What you are asked to do »
In the records that follow, locate every line with "Saint" and extract it.

Information given »
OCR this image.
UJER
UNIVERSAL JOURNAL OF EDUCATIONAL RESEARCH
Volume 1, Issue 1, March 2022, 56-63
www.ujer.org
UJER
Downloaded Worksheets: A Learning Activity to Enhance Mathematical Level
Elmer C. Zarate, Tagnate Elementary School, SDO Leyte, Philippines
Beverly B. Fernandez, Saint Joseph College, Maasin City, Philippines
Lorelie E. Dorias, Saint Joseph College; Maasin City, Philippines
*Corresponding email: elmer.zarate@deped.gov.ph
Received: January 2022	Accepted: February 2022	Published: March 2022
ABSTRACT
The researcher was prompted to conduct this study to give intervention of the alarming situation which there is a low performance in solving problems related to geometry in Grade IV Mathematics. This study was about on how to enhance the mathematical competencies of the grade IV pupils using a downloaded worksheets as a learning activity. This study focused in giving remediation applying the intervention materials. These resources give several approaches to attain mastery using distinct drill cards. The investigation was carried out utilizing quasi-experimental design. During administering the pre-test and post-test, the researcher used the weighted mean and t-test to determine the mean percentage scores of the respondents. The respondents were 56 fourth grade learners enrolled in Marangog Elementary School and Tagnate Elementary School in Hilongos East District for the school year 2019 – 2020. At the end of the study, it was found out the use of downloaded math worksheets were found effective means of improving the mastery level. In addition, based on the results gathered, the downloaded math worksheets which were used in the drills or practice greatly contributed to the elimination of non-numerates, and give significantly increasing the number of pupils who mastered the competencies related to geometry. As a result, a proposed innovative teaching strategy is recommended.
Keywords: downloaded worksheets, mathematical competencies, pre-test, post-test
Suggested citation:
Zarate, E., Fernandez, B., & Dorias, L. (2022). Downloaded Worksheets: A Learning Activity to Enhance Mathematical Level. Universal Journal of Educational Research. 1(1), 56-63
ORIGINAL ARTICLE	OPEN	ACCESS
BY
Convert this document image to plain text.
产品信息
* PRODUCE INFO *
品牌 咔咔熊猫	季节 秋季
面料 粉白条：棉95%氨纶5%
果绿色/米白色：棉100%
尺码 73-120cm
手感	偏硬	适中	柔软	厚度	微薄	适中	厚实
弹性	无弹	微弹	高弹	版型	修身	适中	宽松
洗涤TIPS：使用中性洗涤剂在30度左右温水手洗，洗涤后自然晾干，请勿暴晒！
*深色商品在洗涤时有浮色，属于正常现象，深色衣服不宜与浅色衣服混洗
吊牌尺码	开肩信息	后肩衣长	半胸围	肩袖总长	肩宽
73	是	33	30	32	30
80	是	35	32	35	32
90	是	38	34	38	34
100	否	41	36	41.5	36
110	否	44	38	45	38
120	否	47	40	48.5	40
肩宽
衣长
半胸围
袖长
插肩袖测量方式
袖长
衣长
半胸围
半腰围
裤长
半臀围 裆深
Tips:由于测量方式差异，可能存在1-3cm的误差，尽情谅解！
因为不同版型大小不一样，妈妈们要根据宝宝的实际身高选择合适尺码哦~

Final result »
Beverly B. Fernandez, Saint Joseph College, Maasin City, Philippines
Lorelie E. Dorias, Saint Joseph College; Maasin City, Philippines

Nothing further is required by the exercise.